● **PROBLEM DESCRIPTION**: Could you give the data below again, exactly and completely?

● **SUPPLIED DATA**:
__________________________________________________

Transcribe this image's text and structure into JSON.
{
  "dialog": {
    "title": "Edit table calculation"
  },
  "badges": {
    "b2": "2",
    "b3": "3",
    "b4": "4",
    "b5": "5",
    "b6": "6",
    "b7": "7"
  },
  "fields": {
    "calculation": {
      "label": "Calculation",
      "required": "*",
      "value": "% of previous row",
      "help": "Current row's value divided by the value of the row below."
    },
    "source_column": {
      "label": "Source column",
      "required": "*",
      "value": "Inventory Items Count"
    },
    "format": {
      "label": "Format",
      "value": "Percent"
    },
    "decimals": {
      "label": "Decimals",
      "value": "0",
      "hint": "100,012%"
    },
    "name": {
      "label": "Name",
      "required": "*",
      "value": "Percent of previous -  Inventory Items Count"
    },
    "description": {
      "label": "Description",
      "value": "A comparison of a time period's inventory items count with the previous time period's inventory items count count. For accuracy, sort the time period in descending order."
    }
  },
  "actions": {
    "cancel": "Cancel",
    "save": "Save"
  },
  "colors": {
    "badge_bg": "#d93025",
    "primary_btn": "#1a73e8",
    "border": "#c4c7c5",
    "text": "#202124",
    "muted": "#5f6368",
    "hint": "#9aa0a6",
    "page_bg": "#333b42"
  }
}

__________________________________________________

● **RESPONSE**:
Transcribe this image's text and structure into JSON.
{
  "dialog": {
    "title": "Edit table calculation"
  },
  "badges": {
    "b2": "2",
    "b3": "3",
    "b4": "4",
    "b5": "5",
    "b6": "6",
    "b7": "7"
  },
  "fields": {
    "calculation": {
      "label": "Calculation",
      "required": "*",
      "value": "% of previous row",
      "help": "Current row's value divided by the value of the row below."
    },
    "source_column": {
      "label": "Source column",
      "required": "*",
      "value": "Inventory Items Count"
    },
    "format": {
      "label": "Format",
      "value": "Percent"
    },
    "decimals": {
      "label": "Decimals",
      "value": "0",
      "hint": "100,012%"
    },
    "name": {
      "label": "Name",
      "required": "*",
      "value": "Percent of previous -  Inventory Items Count"
    },
    "description": {
      "label": "Description",
      "value": "A comparison of a time period's inventory items count with the previous time period's inventory items count count. For accuracy, sort the time period in descending order."
    }
  },
  "actions": {
    "cancel": "Cancel",
    "save": "Save"
  },
  "colors": {
    "badge_bg": "#d93025",
    "primary_btn": "#1a73e8",
    "border": "#c4c7c5",
    "text": "#202124",
    "muted": "#5f6368",
    "hint": "#9aa0a6",
    "page_bg": "#333b42"
  }
}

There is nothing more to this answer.